TASK TO COMPLETE. From the listing below, copy every line with the word "stora".
-- Begin GIVEN ENTRIES --
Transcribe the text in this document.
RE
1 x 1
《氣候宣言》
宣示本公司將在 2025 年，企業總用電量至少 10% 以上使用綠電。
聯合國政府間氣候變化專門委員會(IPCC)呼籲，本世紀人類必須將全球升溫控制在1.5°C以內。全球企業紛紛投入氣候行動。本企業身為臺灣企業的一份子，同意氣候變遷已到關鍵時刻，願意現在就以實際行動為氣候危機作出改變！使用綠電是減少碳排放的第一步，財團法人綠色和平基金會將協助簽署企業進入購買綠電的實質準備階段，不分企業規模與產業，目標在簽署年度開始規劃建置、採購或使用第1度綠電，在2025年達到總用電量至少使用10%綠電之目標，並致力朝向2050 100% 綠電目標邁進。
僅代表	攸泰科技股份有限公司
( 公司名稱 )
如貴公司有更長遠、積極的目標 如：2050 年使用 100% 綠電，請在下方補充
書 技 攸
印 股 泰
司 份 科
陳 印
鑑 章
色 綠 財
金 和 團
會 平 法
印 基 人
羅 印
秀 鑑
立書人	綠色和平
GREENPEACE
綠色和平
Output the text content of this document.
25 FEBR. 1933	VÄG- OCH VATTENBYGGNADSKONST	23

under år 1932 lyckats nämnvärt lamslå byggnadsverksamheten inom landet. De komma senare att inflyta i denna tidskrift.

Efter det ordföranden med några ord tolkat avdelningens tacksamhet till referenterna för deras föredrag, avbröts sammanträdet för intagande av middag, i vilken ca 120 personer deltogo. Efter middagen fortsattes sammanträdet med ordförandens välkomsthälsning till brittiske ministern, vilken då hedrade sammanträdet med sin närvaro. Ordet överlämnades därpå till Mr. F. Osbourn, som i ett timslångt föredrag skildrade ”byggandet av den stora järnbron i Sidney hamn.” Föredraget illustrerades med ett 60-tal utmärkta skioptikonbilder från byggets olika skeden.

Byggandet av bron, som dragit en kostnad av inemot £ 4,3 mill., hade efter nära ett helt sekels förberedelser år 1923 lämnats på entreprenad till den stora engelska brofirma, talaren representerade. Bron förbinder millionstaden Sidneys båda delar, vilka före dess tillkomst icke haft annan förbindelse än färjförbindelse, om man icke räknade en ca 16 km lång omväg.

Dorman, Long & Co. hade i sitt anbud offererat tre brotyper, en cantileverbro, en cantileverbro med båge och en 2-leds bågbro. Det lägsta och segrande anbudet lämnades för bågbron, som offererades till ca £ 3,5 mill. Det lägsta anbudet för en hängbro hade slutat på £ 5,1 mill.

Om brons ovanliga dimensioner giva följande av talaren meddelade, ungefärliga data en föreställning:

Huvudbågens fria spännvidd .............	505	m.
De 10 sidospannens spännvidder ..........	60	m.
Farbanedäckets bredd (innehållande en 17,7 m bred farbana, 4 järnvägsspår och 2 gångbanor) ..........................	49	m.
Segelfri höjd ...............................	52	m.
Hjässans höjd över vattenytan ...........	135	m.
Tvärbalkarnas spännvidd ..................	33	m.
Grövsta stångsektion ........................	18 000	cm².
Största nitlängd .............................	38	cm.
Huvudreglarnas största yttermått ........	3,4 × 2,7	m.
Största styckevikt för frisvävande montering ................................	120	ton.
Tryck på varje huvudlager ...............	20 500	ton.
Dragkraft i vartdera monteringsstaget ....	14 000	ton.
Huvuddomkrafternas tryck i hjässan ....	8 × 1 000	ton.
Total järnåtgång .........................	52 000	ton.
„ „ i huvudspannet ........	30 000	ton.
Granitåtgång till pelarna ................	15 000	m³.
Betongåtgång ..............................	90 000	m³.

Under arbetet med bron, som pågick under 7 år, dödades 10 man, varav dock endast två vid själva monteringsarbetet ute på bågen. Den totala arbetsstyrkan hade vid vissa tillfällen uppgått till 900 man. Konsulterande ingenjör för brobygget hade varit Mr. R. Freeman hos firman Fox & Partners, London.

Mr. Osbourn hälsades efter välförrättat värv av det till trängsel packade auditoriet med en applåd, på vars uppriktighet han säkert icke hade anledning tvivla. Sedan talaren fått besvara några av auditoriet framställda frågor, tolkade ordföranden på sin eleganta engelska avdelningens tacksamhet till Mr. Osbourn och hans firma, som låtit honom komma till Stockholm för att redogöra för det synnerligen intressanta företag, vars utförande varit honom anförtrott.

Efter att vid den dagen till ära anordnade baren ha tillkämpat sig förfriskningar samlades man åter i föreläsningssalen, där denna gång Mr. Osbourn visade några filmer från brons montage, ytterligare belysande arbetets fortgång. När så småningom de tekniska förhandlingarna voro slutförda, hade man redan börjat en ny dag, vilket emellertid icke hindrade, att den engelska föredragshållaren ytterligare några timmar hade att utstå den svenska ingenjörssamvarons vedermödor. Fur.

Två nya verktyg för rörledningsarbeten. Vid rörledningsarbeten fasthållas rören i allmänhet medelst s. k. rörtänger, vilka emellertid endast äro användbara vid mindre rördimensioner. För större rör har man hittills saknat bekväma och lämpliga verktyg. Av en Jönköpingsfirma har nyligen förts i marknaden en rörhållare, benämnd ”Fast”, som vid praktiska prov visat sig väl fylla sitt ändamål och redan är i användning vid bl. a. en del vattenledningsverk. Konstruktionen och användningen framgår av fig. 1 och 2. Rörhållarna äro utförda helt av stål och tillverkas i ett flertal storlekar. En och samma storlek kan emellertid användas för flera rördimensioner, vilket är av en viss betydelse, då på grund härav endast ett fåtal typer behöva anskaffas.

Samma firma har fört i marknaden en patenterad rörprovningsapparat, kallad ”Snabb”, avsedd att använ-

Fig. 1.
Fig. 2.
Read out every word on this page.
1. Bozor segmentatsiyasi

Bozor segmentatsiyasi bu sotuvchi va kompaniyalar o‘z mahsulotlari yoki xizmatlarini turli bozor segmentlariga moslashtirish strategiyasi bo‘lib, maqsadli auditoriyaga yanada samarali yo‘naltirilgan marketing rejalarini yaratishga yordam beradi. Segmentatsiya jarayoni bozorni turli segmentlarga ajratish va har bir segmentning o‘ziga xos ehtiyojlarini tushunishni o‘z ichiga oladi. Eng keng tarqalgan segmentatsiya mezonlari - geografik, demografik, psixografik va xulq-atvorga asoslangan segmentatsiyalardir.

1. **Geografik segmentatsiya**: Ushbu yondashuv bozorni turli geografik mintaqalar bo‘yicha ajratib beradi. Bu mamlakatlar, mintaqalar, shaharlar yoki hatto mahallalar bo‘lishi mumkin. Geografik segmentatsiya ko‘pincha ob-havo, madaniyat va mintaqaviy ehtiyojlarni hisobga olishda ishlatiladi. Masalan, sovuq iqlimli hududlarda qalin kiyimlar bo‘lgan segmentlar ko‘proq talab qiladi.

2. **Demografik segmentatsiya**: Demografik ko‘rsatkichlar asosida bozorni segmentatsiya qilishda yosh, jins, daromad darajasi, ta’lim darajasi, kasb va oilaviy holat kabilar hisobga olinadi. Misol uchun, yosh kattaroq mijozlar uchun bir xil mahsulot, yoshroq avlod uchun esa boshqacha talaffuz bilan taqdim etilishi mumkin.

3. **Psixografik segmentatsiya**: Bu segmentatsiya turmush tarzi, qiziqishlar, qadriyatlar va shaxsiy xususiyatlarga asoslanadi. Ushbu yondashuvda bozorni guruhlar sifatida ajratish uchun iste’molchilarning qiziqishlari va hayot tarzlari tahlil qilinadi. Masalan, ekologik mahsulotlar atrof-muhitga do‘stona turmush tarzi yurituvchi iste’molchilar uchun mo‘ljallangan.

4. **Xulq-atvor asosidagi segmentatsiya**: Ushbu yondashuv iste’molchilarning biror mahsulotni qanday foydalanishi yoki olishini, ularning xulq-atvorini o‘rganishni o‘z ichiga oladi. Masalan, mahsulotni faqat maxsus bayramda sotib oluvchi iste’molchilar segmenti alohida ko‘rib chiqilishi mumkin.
-- End GIVEN ENTRIES --
THE SOLUTION.
Efter det ordföranden med några ord tolkat avdelningens tacksamhet till referenterna för deras föredrag, avbröts sammanträdet för intagande av middag, i vilken ca 120 personer deltogo. Efter middagen fortsattes sammanträdet med ordförandens välkomsthälsning till brittiske ministern, vilken då hedrade sammanträdet med sin närvaro. Ordet överlämnades därpå till Mr. F. Osbourn, som i ett timslångt föredrag skildrade ”byggandet av den stora järnbron i Sidney hamn.” Föredraget illustrerades med ett 60-tal utmärkta skioptikonbilder från byggets olika skeden.
Byggandet av bron, som dragit en kostnad av inemot £ 4,3 mill., hade efter nära ett helt sekels förberedelser år 1923 lämnats på entreprenad till den stora engelska brofirma, talaren representerade. Bron förbinder millionstaden Sidneys båda delar, vilka före dess tillkomst icke haft annan förbindelse än färjförbindelse, om man icke räknade en ca 16 km lång omväg.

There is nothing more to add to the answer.